[Records about charts and figures]

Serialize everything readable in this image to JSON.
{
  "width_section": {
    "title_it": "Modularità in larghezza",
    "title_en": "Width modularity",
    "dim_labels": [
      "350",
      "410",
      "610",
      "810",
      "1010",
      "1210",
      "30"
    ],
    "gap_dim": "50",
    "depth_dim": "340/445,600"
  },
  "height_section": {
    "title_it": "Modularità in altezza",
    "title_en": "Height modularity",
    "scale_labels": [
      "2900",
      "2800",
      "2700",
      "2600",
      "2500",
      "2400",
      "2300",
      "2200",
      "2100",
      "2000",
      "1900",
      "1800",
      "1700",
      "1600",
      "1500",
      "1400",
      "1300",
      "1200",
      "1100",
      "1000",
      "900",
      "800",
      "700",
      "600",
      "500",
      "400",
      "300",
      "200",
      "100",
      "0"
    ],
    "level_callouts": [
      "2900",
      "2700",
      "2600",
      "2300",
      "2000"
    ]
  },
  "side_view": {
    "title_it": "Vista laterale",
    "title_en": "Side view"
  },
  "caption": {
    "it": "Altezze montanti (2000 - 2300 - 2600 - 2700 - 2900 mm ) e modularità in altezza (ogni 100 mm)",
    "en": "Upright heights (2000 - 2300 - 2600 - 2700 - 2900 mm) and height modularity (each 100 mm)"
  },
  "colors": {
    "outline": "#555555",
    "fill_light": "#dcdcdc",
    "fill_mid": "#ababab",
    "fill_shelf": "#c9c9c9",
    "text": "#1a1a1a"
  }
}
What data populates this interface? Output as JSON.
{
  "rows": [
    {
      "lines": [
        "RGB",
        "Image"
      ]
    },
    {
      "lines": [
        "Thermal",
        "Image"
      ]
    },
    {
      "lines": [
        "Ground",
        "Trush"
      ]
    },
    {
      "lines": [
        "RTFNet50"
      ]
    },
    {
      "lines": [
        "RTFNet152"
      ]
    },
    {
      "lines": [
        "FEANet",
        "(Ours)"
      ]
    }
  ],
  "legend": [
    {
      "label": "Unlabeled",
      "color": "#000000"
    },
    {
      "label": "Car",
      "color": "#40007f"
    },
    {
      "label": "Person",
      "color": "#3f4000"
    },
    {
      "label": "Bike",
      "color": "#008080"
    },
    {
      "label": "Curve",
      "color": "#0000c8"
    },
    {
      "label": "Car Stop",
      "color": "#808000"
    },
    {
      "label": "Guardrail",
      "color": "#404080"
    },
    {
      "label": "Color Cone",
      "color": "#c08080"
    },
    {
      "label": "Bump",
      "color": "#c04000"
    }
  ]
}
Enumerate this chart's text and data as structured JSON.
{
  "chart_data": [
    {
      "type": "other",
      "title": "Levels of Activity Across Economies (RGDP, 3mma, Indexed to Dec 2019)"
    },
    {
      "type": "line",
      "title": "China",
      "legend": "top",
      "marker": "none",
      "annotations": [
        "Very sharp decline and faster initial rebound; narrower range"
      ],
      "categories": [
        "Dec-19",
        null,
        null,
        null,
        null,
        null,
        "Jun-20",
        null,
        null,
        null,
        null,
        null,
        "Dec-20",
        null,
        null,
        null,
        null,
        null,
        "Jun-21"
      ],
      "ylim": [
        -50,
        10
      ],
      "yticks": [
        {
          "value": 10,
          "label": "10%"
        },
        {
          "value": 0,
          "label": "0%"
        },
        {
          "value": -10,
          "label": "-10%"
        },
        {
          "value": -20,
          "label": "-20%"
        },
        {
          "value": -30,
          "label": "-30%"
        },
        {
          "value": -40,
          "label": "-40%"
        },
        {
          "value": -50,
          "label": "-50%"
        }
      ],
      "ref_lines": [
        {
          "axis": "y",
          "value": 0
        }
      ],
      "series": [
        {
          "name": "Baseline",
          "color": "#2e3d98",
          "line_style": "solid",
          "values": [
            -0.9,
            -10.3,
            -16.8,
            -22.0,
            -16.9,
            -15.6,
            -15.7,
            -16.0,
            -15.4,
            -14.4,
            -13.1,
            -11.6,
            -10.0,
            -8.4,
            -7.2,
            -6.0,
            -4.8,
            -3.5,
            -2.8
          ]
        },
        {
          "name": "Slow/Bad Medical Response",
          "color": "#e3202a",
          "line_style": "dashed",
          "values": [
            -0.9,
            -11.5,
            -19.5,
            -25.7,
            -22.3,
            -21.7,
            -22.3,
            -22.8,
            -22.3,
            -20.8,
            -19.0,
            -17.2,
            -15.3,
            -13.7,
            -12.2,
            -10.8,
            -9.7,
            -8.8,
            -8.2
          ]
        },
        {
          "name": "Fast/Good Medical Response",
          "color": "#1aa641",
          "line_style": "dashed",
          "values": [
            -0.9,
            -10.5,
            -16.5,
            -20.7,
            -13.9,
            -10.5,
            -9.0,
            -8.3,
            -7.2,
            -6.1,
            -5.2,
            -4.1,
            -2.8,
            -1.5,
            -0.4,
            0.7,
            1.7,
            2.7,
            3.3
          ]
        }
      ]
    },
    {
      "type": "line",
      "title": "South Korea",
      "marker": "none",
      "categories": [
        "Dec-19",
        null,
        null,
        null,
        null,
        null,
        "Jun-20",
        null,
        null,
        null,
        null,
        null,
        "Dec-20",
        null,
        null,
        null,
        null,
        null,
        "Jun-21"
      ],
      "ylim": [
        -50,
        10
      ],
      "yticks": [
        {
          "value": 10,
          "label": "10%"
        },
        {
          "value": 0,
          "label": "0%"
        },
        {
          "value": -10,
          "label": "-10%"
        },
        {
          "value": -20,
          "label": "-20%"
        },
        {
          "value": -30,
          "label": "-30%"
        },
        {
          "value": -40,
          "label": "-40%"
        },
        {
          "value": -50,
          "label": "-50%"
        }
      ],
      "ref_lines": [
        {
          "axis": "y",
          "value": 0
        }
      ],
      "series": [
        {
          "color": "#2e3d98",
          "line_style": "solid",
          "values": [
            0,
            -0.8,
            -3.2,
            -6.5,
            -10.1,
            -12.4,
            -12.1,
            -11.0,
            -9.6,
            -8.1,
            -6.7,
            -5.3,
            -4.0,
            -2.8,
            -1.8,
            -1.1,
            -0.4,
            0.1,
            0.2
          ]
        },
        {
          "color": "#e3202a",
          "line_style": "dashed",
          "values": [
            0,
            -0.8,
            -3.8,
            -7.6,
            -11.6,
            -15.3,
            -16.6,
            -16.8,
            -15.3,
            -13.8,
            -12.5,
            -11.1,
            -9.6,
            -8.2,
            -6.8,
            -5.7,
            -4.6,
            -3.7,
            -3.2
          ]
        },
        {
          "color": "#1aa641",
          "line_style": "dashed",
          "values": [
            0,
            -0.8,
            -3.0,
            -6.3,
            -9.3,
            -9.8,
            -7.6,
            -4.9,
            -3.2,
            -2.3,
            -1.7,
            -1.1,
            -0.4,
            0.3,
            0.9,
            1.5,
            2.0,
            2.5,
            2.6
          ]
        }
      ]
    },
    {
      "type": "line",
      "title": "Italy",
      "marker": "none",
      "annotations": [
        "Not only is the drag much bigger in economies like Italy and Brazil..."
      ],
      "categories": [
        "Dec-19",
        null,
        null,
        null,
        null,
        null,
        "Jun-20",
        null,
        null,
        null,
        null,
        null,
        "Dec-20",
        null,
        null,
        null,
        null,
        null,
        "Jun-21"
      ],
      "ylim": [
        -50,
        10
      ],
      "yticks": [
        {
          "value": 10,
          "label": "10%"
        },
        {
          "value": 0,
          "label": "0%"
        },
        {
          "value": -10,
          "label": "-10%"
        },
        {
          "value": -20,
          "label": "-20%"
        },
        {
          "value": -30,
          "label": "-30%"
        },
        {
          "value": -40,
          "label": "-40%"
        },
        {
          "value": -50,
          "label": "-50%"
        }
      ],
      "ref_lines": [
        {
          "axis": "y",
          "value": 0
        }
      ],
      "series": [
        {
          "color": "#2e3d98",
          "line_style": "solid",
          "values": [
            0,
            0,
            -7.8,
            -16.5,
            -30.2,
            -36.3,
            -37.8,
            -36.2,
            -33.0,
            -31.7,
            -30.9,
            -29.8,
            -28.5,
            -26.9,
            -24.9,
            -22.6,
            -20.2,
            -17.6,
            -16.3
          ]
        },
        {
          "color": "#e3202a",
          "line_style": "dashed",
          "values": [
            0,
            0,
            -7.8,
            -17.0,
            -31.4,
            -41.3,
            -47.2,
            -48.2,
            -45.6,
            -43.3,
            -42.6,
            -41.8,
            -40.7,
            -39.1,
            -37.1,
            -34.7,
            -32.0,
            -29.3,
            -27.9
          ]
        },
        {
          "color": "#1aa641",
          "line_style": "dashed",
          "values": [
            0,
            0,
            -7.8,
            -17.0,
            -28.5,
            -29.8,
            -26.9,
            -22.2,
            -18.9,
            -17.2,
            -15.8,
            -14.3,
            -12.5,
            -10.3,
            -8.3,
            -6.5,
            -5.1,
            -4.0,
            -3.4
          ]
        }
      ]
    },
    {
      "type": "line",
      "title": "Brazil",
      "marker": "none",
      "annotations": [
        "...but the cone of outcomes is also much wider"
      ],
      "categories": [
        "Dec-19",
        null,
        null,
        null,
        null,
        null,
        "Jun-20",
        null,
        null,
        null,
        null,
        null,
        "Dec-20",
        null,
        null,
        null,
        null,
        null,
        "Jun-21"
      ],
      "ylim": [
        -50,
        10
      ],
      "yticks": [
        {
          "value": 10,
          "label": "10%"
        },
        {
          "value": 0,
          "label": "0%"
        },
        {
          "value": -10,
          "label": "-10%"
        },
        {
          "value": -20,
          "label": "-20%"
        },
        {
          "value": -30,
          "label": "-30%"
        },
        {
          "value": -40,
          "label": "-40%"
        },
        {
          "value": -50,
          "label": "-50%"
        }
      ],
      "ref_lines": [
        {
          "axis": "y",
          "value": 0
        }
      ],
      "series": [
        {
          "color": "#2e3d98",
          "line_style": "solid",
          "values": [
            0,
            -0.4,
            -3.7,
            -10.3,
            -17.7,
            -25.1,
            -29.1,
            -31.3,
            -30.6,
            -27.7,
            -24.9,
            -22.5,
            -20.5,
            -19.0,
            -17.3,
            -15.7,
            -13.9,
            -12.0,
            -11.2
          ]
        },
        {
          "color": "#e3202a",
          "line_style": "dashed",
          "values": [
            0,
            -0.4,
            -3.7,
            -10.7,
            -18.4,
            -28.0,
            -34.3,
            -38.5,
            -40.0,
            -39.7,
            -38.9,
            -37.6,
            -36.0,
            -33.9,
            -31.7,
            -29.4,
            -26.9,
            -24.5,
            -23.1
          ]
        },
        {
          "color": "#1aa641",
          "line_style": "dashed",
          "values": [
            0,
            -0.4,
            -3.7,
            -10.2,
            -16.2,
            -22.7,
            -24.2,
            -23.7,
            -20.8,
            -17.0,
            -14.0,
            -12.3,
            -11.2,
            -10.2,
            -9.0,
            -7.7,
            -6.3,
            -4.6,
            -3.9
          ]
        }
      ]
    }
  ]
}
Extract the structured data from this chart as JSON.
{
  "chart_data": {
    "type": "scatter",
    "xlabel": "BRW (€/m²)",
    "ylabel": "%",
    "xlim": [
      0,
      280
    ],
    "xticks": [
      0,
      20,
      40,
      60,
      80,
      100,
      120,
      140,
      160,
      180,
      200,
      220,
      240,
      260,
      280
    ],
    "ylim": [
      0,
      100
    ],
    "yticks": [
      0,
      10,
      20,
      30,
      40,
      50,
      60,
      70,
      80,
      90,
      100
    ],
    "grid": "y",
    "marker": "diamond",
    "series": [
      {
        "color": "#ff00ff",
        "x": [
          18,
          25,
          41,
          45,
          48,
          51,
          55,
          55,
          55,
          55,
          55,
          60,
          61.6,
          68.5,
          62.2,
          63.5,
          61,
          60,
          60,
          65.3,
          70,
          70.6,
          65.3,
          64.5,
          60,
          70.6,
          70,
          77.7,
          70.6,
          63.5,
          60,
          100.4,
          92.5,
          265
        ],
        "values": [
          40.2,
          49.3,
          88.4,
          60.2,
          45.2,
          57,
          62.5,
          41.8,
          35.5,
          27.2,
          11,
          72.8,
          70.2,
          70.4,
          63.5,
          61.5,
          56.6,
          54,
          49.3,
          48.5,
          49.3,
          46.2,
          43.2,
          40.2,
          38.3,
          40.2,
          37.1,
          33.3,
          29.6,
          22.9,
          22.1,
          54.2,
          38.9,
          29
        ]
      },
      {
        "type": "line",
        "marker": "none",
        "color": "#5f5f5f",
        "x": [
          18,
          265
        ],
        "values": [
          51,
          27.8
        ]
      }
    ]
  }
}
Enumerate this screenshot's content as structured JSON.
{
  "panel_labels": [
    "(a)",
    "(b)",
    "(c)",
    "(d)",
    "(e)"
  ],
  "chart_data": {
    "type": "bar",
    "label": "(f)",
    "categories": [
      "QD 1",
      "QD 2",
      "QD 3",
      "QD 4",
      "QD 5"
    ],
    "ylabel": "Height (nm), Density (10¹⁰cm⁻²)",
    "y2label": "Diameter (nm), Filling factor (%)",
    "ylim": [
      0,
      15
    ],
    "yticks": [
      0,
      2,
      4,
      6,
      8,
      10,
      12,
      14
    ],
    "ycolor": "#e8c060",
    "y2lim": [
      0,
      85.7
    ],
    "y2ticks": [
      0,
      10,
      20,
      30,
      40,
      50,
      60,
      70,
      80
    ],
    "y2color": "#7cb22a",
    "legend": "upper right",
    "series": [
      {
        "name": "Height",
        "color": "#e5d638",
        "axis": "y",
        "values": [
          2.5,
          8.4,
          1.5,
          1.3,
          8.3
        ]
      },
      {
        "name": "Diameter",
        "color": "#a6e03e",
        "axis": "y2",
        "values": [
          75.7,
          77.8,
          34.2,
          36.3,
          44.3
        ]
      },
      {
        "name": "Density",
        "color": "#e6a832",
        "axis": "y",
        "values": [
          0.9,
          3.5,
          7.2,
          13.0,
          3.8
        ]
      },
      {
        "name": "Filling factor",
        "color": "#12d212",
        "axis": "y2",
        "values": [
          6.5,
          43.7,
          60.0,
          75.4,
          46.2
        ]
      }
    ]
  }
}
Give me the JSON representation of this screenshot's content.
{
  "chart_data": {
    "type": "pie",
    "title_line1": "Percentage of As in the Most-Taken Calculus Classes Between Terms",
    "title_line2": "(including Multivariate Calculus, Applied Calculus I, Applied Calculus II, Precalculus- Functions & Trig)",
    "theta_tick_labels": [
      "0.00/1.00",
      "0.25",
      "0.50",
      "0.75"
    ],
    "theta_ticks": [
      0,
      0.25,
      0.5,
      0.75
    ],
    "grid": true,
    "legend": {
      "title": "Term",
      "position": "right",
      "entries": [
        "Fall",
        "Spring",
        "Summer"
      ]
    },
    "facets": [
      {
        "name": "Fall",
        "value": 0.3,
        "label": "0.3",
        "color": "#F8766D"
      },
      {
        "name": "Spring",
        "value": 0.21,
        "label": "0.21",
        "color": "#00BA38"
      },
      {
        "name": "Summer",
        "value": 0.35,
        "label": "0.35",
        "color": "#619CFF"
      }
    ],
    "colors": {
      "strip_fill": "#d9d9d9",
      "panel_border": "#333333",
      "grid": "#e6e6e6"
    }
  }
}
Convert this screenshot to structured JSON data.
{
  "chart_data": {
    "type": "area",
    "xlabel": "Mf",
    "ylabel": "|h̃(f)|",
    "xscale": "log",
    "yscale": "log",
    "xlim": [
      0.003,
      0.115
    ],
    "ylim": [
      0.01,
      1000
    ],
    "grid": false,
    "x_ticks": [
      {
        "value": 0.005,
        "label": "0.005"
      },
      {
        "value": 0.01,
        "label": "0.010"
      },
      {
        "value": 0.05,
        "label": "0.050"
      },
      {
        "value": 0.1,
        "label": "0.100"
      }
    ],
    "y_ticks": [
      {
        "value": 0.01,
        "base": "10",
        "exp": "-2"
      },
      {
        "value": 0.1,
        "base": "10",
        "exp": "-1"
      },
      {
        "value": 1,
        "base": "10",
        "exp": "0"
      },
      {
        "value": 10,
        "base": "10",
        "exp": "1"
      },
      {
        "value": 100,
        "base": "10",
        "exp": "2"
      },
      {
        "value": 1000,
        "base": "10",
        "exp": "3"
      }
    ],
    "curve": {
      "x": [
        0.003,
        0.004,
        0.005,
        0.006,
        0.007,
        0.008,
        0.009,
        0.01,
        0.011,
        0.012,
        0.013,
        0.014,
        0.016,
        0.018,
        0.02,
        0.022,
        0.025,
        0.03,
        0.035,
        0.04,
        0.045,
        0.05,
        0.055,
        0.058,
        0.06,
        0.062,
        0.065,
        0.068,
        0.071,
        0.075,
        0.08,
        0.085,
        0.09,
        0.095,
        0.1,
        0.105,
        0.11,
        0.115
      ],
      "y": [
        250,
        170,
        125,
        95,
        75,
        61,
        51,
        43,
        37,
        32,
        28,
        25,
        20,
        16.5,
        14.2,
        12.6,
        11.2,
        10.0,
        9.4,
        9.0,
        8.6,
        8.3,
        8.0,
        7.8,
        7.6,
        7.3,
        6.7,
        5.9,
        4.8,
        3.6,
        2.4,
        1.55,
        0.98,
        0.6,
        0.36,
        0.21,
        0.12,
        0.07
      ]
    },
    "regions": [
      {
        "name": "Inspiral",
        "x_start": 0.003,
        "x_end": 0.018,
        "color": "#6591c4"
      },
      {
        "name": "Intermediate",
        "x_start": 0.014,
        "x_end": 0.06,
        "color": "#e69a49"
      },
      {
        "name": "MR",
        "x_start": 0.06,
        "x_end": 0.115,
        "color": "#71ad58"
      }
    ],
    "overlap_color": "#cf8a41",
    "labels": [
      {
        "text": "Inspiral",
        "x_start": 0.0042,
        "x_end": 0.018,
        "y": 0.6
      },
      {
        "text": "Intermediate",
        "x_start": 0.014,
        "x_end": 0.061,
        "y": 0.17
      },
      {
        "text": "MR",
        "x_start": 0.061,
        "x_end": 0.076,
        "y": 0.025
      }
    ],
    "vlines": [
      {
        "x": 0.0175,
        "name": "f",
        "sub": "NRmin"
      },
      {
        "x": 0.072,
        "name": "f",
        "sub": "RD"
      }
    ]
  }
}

DIRECTION: Only lines with the word "factor" are wanted, so copy each one from the records.

WRITTEN REPLY:
    "y2label": "Diameter (nm), Filling factor (%)",
        "name": "Filling factor",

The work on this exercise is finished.